CHALLENGE: Scan the records and identify every line in which the string "horizontal" occurs, then return those lines.

WORKING DATA:
+++
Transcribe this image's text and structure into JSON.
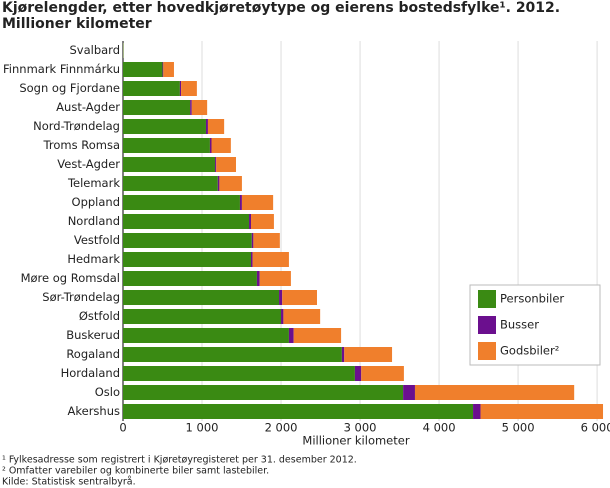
{
  "chart_data": {
    "type": "stacked-bar-horizontal",
    "title": "Kjørelengder, etter hovedkjøretøytype og eierens bostedsfylke¹. 2012.",
    "subtitle": "Millioner kilometer",
    "categories": [
      "Svalbard",
      "Finnmark Finnmárku",
      "Sogn og Fjordane",
      "Aust-Agder",
      "Nord-Trøndelag",
      "Troms Romsa",
      "Vest-Agder",
      "Telemark",
      "Oppland",
      "Nordland",
      "Vestfold",
      "Hedmark",
      "Møre og Romsdal",
      "Sør-Trøndelag",
      "Østfold",
      "Buskerud",
      "Rogaland",
      "Hordaland",
      "Oslo",
      "Akershus"
    ],
    "series": [
      {
        "name": "Personbiler",
        "color": "#3a8a13",
        "values": [
          5,
          500,
          720,
          850,
          1050,
          1100,
          1165,
          1200,
          1480,
          1595,
          1630,
          1620,
          1695,
          1975,
          2000,
          2100,
          2770,
          2935,
          3545,
          4430
        ]
      },
      {
        "name": "Busser",
        "color": "#6b0f8e",
        "values": [
          0,
          10,
          15,
          20,
          25,
          20,
          15,
          20,
          25,
          25,
          20,
          20,
          35,
          40,
          30,
          60,
          30,
          80,
          150,
          95
        ]
      },
      {
        "name": "Godsbiler²",
        "color": "#f07f2c",
        "values": [
          1,
          135,
          200,
          195,
          205,
          245,
          250,
          285,
          395,
          290,
          335,
          460,
          395,
          440,
          465,
          600,
          605,
          540,
          2015,
          1550
        ]
      }
    ],
    "x_label": "Millioner kilometer",
    "xlim": [
      0,
      6100
    ],
    "xticks": [
      0,
      {
        "value": 1000,
        "label": "1 000"
      },
      {
        "value": 2000,
        "label": "2 000"
      },
      {
        "value": 3000,
        "label": "3 000"
      },
      {
        "value": 4000,
        "label": "4 000"
      },
      {
        "value": 5000,
        "label": "5 000"
      },
      {
        "value": 6000,
        "label": "6 000"
      }
    ],
    "grid": true,
    "legend_position": "lower right",
    "notes": [
      "¹ Fylkesadresse som registrert i Kjøretøyregisteret per 31. desember 2012.",
      "² Omfatter varebiler og kombinerte biler samt lastebiler.",
      "Kilde: Statistisk sentralbyrå."
    ]
  }
}
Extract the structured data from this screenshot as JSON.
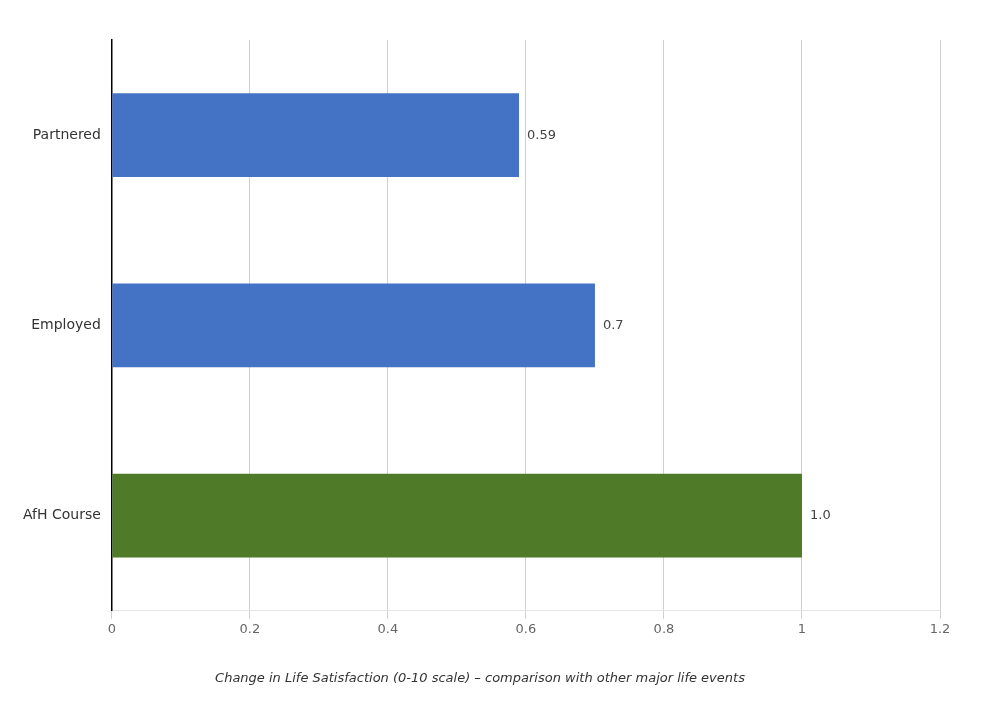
{
  "chart_data": {
    "type": "bar",
    "orientation": "horizontal",
    "caption": "Change in Life Satisfaction (0-10 scale) – comparison with other major life events",
    "categories": [
      "AfH Course",
      "Employed",
      "Partnered"
    ],
    "values": [
      1.0,
      0.7,
      0.59
    ],
    "value_labels": [
      "1.0",
      "0.7",
      "0.59"
    ],
    "data_labels": true,
    "colors": [
      "#4f7a28",
      "#4472c4",
      "#4472c4"
    ],
    "xlim": [
      0,
      1.2
    ],
    "xticks": [
      0,
      0.2,
      0.4,
      0.6,
      0.8,
      1.0,
      1.2
    ],
    "grid": true
  }
}
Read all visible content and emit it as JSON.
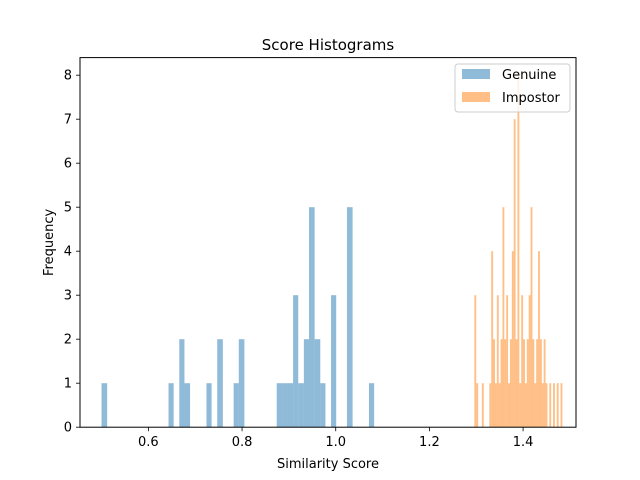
{
  "chart_data": {
    "type": "histogram",
    "title": "Score Histograms",
    "xlabel": "Similarity Score",
    "ylabel": "Frequency",
    "xlim": [
      0.454,
      1.513
    ],
    "ylim": [
      0,
      8.4
    ],
    "x_ticks": [
      0.6,
      0.8,
      1.0,
      1.2,
      1.4
    ],
    "x_tick_labels": [
      "0.6",
      "0.8",
      "1.0",
      "1.2",
      "1.4"
    ],
    "y_ticks": [
      0,
      1,
      2,
      3,
      4,
      5,
      6,
      7,
      8
    ],
    "y_tick_labels": [
      "0",
      "1",
      "2",
      "3",
      "4",
      "5",
      "6",
      "7",
      "8"
    ],
    "grid": false,
    "legend_position": "top-right",
    "series": [
      {
        "name": "Genuine",
        "color": "#1f77b4",
        "alpha": 0.5,
        "bins": [
          {
            "x0": 0.5,
            "x1": 0.512,
            "count": 1
          },
          {
            "x0": 0.643,
            "x1": 0.654,
            "count": 1
          },
          {
            "x0": 0.666,
            "x1": 0.677,
            "count": 2
          },
          {
            "x0": 0.677,
            "x1": 0.689,
            "count": 1
          },
          {
            "x0": 0.724,
            "x1": 0.735,
            "count": 1
          },
          {
            "x0": 0.747,
            "x1": 0.759,
            "count": 2
          },
          {
            "x0": 0.782,
            "x1": 0.793,
            "count": 1
          },
          {
            "x0": 0.793,
            "x1": 0.805,
            "count": 2
          },
          {
            "x0": 0.874,
            "x1": 0.886,
            "count": 1
          },
          {
            "x0": 0.886,
            "x1": 0.897,
            "count": 1
          },
          {
            "x0": 0.897,
            "x1": 0.909,
            "count": 1
          },
          {
            "x0": 0.909,
            "x1": 0.92,
            "count": 3
          },
          {
            "x0": 0.92,
            "x1": 0.932,
            "count": 1
          },
          {
            "x0": 0.932,
            "x1": 0.943,
            "count": 2
          },
          {
            "x0": 0.943,
            "x1": 0.955,
            "count": 5
          },
          {
            "x0": 0.955,
            "x1": 0.967,
            "count": 2
          },
          {
            "x0": 0.967,
            "x1": 0.978,
            "count": 1
          },
          {
            "x0": 0.99,
            "x1": 1.001,
            "count": 3
          },
          {
            "x0": 1.024,
            "x1": 1.036,
            "count": 5
          },
          {
            "x0": 1.071,
            "x1": 1.082,
            "count": 1
          }
        ]
      },
      {
        "name": "Impostor",
        "color": "#ff7f0e",
        "alpha": 0.5,
        "bins": [
          {
            "x0": 1.296,
            "x1": 1.3,
            "count": 3
          },
          {
            "x0": 1.3,
            "x1": 1.304,
            "count": 1
          },
          {
            "x0": 1.312,
            "x1": 1.316,
            "count": 1
          },
          {
            "x0": 1.328,
            "x1": 1.332,
            "count": 1
          },
          {
            "x0": 1.332,
            "x1": 1.336,
            "count": 4
          },
          {
            "x0": 1.336,
            "x1": 1.34,
            "count": 2
          },
          {
            "x0": 1.34,
            "x1": 1.344,
            "count": 1
          },
          {
            "x0": 1.344,
            "x1": 1.348,
            "count": 3
          },
          {
            "x0": 1.348,
            "x1": 1.352,
            "count": 1
          },
          {
            "x0": 1.352,
            "x1": 1.356,
            "count": 2
          },
          {
            "x0": 1.356,
            "x1": 1.36,
            "count": 5
          },
          {
            "x0": 1.36,
            "x1": 1.364,
            "count": 2
          },
          {
            "x0": 1.364,
            "x1": 1.368,
            "count": 3
          },
          {
            "x0": 1.368,
            "x1": 1.372,
            "count": 1
          },
          {
            "x0": 1.372,
            "x1": 1.376,
            "count": 2
          },
          {
            "x0": 1.376,
            "x1": 1.38,
            "count": 4
          },
          {
            "x0": 1.38,
            "x1": 1.384,
            "count": 7
          },
          {
            "x0": 1.384,
            "x1": 1.388,
            "count": 2
          },
          {
            "x0": 1.388,
            "x1": 1.392,
            "count": 8
          },
          {
            "x0": 1.392,
            "x1": 1.396,
            "count": 1
          },
          {
            "x0": 1.396,
            "x1": 1.4,
            "count": 3
          },
          {
            "x0": 1.4,
            "x1": 1.404,
            "count": 2
          },
          {
            "x0": 1.404,
            "x1": 1.408,
            "count": 1
          },
          {
            "x0": 1.408,
            "x1": 1.412,
            "count": 2
          },
          {
            "x0": 1.412,
            "x1": 1.416,
            "count": 3
          },
          {
            "x0": 1.416,
            "x1": 1.42,
            "count": 5
          },
          {
            "x0": 1.42,
            "x1": 1.424,
            "count": 2
          },
          {
            "x0": 1.424,
            "x1": 1.428,
            "count": 1
          },
          {
            "x0": 1.428,
            "x1": 1.432,
            "count": 2
          },
          {
            "x0": 1.432,
            "x1": 1.436,
            "count": 4
          },
          {
            "x0": 1.436,
            "x1": 1.44,
            "count": 2
          },
          {
            "x0": 1.44,
            "x1": 1.444,
            "count": 1
          },
          {
            "x0": 1.444,
            "x1": 1.448,
            "count": 2
          },
          {
            "x0": 1.448,
            "x1": 1.452,
            "count": 1
          },
          {
            "x0": 1.456,
            "x1": 1.46,
            "count": 1
          },
          {
            "x0": 1.464,
            "x1": 1.468,
            "count": 1
          },
          {
            "x0": 1.472,
            "x1": 1.476,
            "count": 1
          },
          {
            "x0": 1.48,
            "x1": 1.484,
            "count": 1
          }
        ]
      }
    ]
  }
}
+++
WRITTEN RESPONSE:
    "type": "stacked-bar-horizontal",
    "orientation": "horizontal",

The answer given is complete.